"""

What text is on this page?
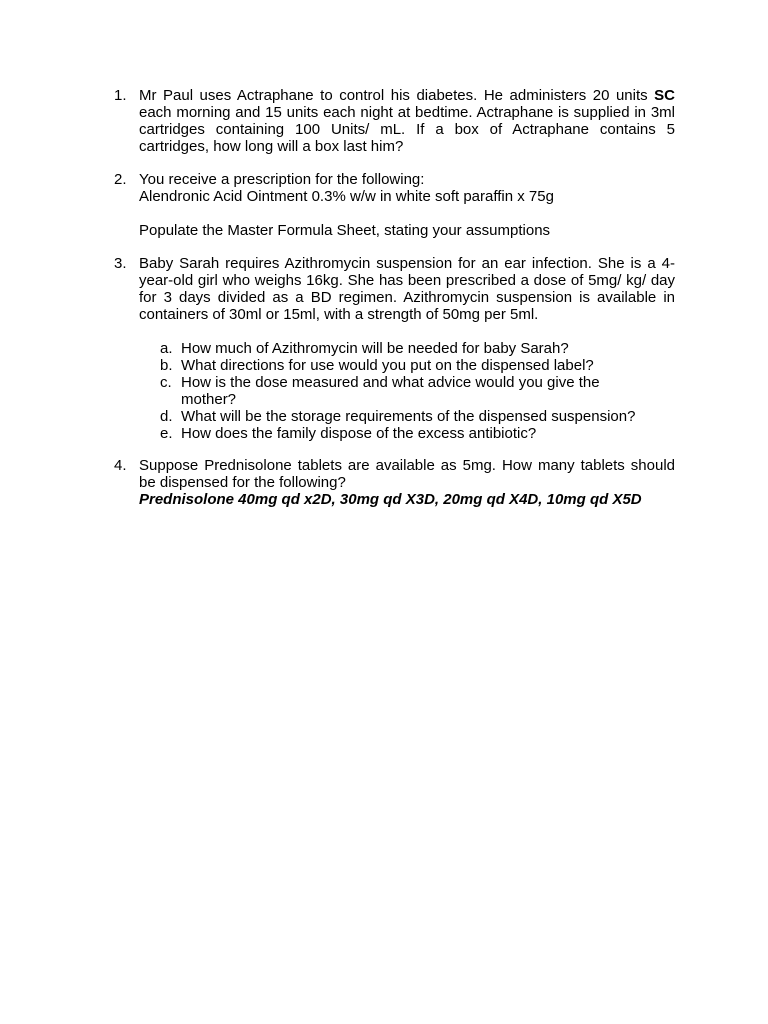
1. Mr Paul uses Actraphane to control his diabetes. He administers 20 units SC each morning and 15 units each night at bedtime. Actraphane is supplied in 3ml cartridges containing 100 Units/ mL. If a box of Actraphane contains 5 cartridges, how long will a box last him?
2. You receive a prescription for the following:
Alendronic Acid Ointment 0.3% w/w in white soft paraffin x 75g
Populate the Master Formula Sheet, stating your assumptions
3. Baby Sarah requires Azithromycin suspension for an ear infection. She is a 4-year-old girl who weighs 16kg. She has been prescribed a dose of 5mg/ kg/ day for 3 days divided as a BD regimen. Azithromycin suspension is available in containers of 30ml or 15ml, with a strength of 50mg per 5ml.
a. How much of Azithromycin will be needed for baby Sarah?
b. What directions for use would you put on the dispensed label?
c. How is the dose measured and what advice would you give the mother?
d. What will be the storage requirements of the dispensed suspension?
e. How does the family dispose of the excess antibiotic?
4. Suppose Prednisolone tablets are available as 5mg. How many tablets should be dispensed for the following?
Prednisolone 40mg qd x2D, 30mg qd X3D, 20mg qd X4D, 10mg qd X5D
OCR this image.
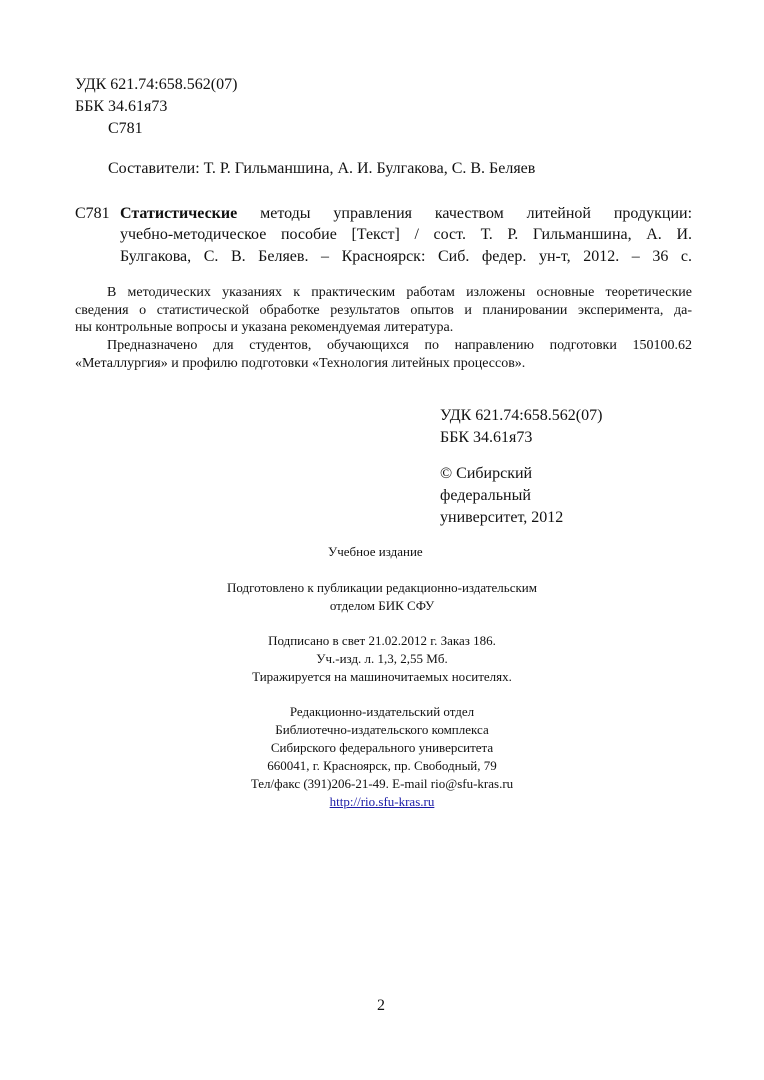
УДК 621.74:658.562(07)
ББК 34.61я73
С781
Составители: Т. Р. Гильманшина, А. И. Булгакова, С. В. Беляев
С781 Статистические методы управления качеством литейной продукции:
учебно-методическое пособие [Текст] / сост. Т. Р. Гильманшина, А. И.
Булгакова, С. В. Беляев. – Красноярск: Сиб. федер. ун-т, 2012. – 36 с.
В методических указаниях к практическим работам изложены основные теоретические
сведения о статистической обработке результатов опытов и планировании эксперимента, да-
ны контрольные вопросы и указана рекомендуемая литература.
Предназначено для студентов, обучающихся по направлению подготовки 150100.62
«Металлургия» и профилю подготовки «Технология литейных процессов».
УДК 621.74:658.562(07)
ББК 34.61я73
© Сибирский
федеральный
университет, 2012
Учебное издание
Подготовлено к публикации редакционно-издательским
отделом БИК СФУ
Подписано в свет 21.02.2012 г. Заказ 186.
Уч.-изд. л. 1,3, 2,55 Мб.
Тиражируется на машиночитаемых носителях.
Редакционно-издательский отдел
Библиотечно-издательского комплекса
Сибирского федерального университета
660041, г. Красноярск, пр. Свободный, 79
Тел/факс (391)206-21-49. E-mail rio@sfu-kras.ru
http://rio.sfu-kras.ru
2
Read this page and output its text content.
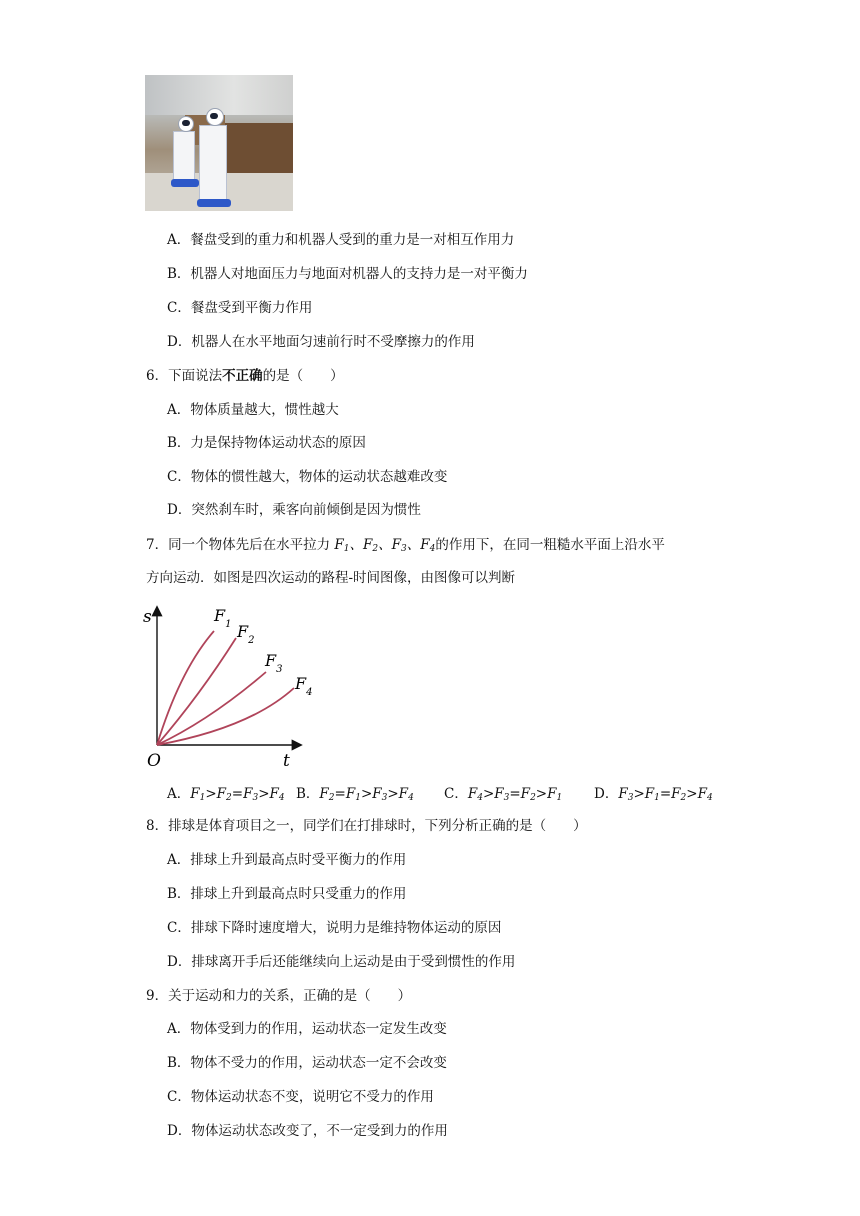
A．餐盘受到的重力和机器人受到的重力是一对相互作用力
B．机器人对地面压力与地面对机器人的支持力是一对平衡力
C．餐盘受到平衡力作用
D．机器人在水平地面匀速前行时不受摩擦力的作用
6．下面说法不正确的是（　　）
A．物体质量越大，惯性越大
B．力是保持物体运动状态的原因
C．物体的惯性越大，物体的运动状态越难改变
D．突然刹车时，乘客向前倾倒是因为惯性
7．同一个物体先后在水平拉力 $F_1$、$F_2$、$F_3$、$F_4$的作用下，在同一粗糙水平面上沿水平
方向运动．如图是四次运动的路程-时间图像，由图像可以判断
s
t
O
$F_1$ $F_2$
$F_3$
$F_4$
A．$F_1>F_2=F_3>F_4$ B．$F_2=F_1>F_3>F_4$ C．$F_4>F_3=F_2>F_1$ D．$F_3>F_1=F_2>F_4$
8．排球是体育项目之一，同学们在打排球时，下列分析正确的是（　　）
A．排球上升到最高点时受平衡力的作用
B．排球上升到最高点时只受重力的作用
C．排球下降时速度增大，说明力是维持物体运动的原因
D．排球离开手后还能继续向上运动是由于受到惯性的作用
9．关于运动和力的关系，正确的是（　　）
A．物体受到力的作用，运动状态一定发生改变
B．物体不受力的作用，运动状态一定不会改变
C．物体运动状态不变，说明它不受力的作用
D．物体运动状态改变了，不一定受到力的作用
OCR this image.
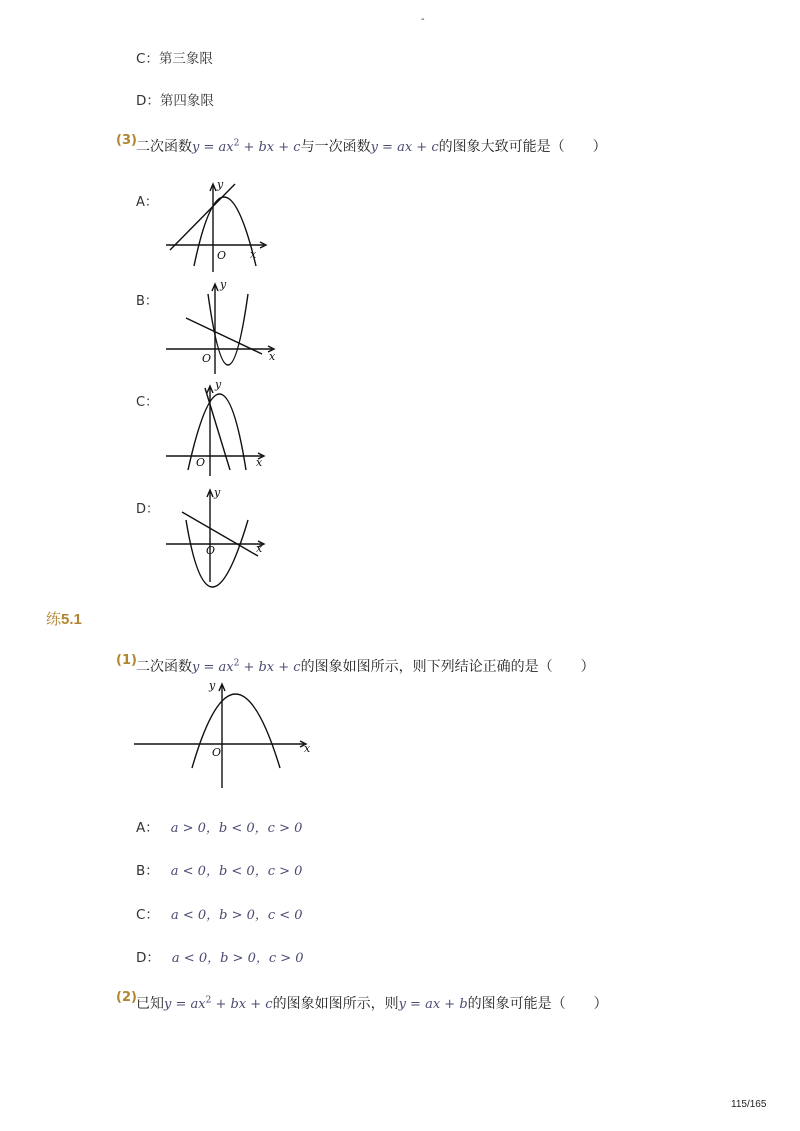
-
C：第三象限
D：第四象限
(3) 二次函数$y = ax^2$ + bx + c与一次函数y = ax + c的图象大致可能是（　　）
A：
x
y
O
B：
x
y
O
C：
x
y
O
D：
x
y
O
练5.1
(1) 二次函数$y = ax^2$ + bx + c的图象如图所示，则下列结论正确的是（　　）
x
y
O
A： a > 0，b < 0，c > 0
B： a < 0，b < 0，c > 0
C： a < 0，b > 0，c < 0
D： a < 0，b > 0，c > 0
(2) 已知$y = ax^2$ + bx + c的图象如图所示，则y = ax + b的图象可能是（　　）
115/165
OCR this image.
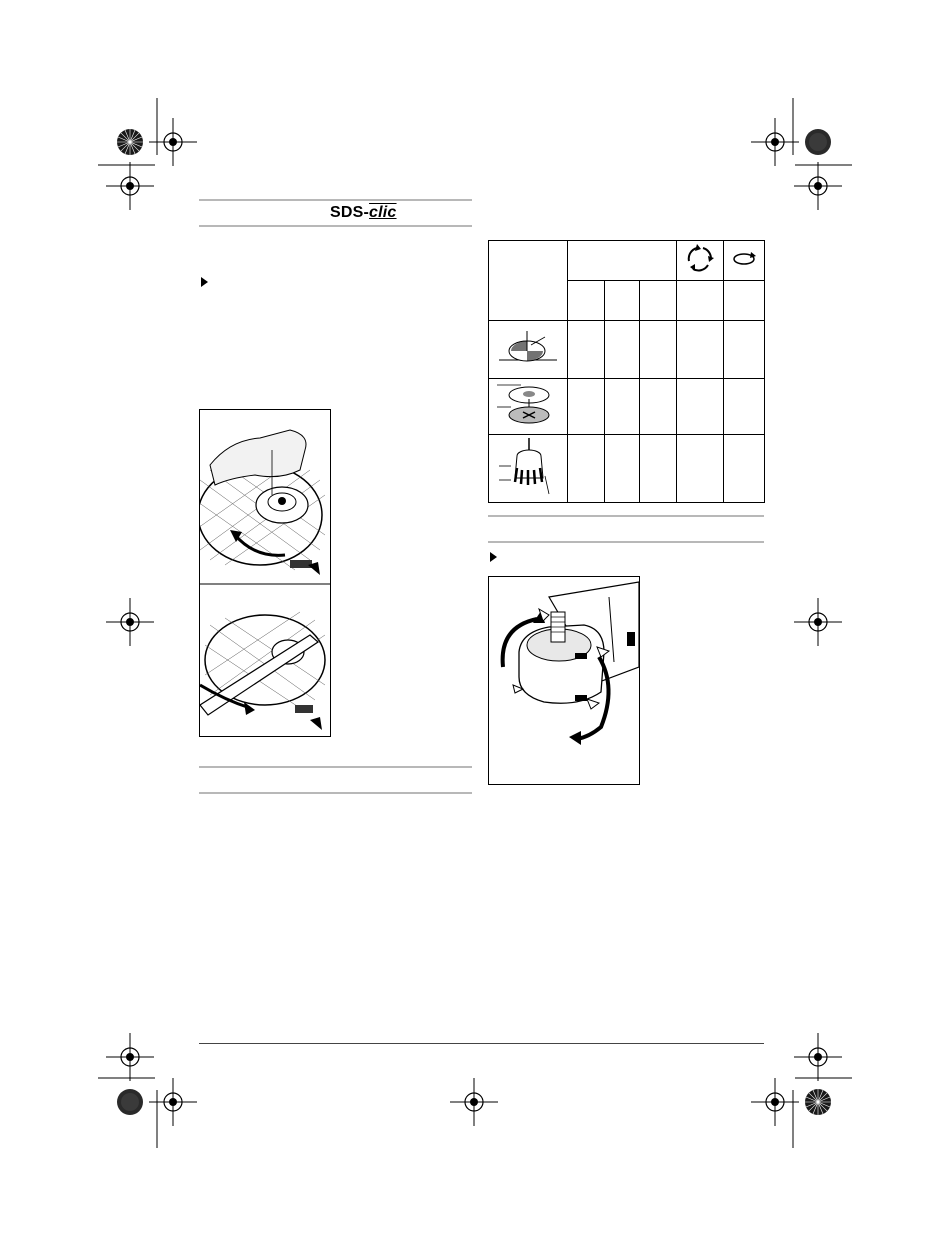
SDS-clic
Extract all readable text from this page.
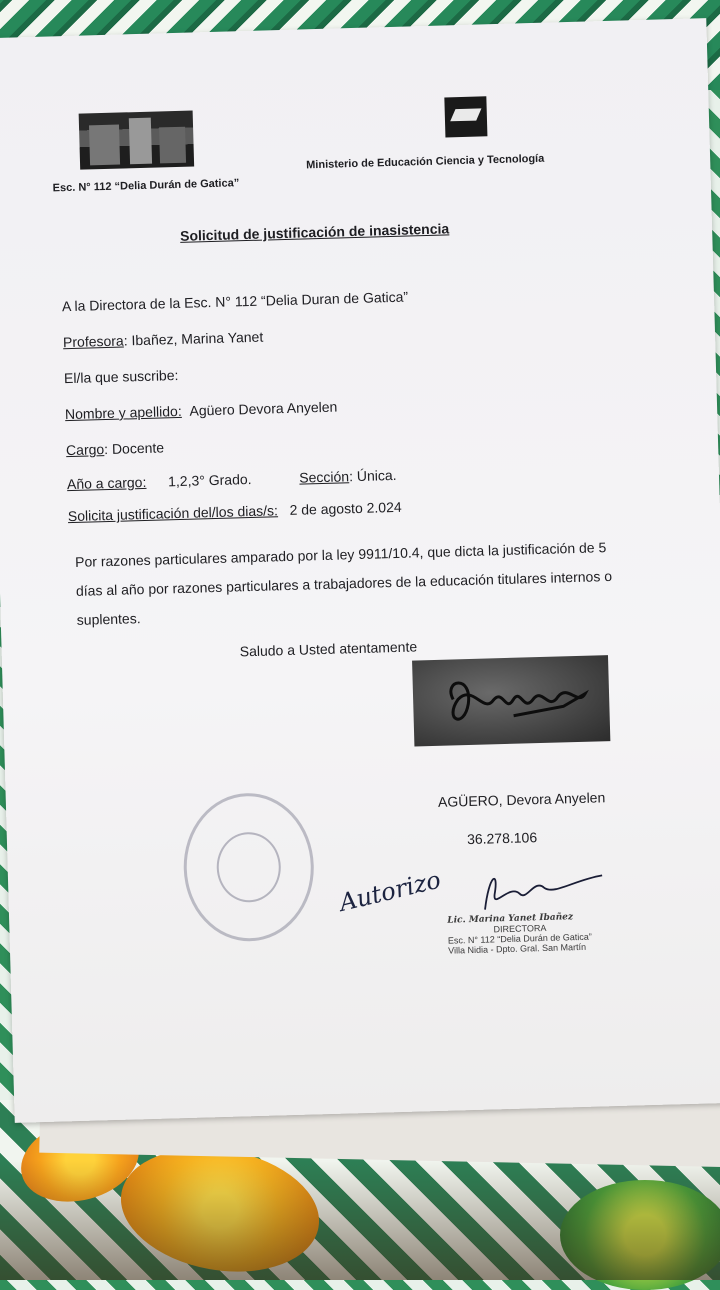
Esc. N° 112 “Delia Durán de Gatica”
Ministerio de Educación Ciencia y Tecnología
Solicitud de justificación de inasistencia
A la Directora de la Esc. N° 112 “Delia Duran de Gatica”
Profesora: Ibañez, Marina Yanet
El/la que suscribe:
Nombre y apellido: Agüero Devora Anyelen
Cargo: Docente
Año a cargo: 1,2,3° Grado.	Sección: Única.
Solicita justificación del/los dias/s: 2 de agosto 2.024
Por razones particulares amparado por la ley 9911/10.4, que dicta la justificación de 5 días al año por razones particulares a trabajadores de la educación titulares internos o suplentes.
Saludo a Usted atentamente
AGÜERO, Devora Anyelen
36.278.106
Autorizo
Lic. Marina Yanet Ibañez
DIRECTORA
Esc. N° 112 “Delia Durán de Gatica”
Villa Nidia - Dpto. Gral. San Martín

"""

**WHAT IS ASKED:**
In the entries above, identify every line with the string "Ibañez".

**EXPECTED ANSWER:**
Profesora: Ibañez, Marina Yanet
Lic. Marina Yanet Ibañez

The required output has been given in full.